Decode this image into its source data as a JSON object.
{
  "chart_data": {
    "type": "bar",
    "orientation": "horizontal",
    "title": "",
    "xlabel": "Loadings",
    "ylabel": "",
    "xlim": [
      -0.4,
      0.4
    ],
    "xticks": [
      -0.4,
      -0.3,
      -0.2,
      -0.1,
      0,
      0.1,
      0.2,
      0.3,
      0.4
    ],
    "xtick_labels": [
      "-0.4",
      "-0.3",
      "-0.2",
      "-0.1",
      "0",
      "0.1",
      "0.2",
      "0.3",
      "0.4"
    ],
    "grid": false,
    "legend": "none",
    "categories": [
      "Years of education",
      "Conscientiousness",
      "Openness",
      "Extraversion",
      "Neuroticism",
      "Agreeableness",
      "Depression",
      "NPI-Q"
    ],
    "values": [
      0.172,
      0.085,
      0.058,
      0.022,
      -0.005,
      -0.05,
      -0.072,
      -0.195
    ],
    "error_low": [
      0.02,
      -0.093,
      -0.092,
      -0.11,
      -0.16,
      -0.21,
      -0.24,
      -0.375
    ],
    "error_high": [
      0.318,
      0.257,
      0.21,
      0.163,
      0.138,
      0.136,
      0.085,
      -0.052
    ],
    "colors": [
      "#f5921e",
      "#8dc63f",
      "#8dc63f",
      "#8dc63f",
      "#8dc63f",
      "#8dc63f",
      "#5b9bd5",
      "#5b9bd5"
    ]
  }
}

§ **EXERCISE**
The lines above should be duplicated exactly.

§ **WRITTEN RESPONSE**
Decode this image into its source data as a JSON object.
{
  "chart_data": {
    "type": "bar",
    "orientation": "horizontal",
    "title": "",
    "xlabel": "Loadings",
    "ylabel": "",
    "xlim": [
      -0.4,
      0.4
    ],
    "xticks": [
      -0.4,
      -0.3,
      -0.2,
      -0.1,
      0,
      0.1,
      0.2,
      0.3,
      0.4
    ],
    "xtick_labels": [
      "-0.4",
      "-0.3",
      "-0.2",
      "-0.1",
      "0",
      "0.1",
      "0.2",
      "0.3",
      "0.4"
    ],
    "grid": false,
    "legend": "none",
    "categories": [
      "Years of education",
      "Conscientiousness",
      "Openness",
      "Extraversion",
      "Neuroticism",
      "Agreeableness",
      "Depression",
      "NPI-Q"
    ],
    "values": [
      0.172,
      0.085,
      0.058,
      0.022,
      -0.005,
      -0.05,
      -0.072,
      -0.195
    ],
    "error_low": [
      0.02,
      -0.093,
      -0.092,
      -0.11,
      -0.16,
      -0.21,
      -0.24,
      -0.375
    ],
    "error_high": [
      0.318,
      0.257,
      0.21,
      0.163,
      0.138,
      0.136,
      0.085,
      -0.052
    ],
    "colors": [
      "#f5921e",
      "#8dc63f",
      "#8dc63f",
      "#8dc63f",
      "#8dc63f",
      "#8dc63f",
      "#5b9bd5",
      "#5b9bd5"
    ]
  }
}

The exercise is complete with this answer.